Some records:

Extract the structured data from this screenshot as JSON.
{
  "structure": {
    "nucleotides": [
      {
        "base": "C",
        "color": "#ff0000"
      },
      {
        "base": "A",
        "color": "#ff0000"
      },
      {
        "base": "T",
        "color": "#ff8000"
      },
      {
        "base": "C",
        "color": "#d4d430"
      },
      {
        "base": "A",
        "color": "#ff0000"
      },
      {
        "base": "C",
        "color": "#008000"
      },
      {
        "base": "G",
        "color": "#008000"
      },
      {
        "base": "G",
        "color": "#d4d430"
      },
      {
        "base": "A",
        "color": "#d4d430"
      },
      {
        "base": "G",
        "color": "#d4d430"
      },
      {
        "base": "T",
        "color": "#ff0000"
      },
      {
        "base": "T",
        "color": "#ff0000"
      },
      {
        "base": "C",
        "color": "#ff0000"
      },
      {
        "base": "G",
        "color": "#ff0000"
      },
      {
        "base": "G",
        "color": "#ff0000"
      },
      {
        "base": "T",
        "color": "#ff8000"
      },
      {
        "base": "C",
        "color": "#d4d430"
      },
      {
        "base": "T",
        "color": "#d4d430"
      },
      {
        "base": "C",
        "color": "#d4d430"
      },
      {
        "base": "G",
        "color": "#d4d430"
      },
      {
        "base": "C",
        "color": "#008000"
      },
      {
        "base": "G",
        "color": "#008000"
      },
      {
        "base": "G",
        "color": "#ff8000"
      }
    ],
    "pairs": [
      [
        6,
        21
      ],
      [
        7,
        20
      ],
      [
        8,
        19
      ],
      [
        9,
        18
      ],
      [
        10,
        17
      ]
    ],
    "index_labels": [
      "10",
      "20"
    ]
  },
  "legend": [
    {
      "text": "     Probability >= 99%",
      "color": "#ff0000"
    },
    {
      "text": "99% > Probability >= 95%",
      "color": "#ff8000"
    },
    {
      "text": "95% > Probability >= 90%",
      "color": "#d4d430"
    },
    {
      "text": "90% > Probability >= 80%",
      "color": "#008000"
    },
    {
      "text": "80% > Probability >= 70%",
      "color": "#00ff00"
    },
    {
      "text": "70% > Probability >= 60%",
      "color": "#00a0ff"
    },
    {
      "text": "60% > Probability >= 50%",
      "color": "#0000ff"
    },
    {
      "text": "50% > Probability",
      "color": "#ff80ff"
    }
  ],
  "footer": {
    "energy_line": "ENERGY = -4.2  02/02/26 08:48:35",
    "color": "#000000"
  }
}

* Written problem
Reproduce the full set of records precisely.

* Written answer
Extract the structured data from this screenshot as JSON.
{
  "structure": {
    "nucleotides": [
      {
        "base": "C",
        "color": "#ff0000"
      },
      {
        "base": "A",
        "color": "#ff0000"
      },
      {
        "base": "T",
        "color": "#ff8000"
      },
      {
        "base": "C",
        "color": "#d4d430"
      },
      {
        "base": "A",
        "color": "#ff0000"
      },
      {
        "base": "C",
        "color": "#008000"
      },
      {
        "base": "G",
        "color": "#008000"
      },
      {
        "base": "G",
        "color": "#d4d430"
      },
      {
        "base": "A",
        "color": "#d4d430"
      },
      {
        "base": "G",
        "color": "#d4d430"
      },
      {
        "base": "T",
        "color": "#ff0000"
      },
      {
        "base": "T",
        "color": "#ff0000"
      },
      {
        "base": "C",
        "color": "#ff0000"
      },
      {
        "base": "G",
        "color": "#ff0000"
      },
      {
        "base": "G",
        "color": "#ff0000"
      },
      {
        "base": "T",
        "color": "#ff8000"
      },
      {
        "base": "C",
        "color": "#d4d430"
      },
      {
        "base": "T",
        "color": "#d4d430"
      },
      {
        "base": "C",
        "color": "#d4d430"
      },
      {
        "base": "G",
        "color": "#d4d430"
      },
      {
        "base": "C",
        "color": "#008000"
      },
      {
        "base": "G",
        "color": "#008000"
      },
      {
        "base": "G",
        "color": "#ff8000"
      }
    ],
    "pairs": [
      [
        6,
        21
      ],
      [
        7,
        20
      ],
      [
        8,
        19
      ],
      [
        9,
        18
      ],
      [
        10,
        17
      ]
    ],
    "index_labels": [
      "10",
      "20"
    ]
  },
  "legend": [
    {
      "text": "     Probability >= 99%",
      "color": "#ff0000"
    },
    {
      "text": "99% > Probability >= 95%",
      "color": "#ff8000"
    },
    {
      "text": "95% > Probability >= 90%",
      "color": "#d4d430"
    },
    {
      "text": "90% > Probability >= 80%",
      "color": "#008000"
    },
    {
      "text": "80% > Probability >= 70%",
      "color": "#00ff00"
    },
    {
      "text": "70% > Probability >= 60%",
      "color": "#00a0ff"
    },
    {
      "text": "60% > Probability >= 50%",
      "color": "#0000ff"
    },
    {
      "text": "50% > Probability",
      "color": "#ff80ff"
    }
  ],
  "footer": {
    "energy_line": "ENERGY = -4.2  02/02/26 08:48:35",
    "color": "#000000"
  }
}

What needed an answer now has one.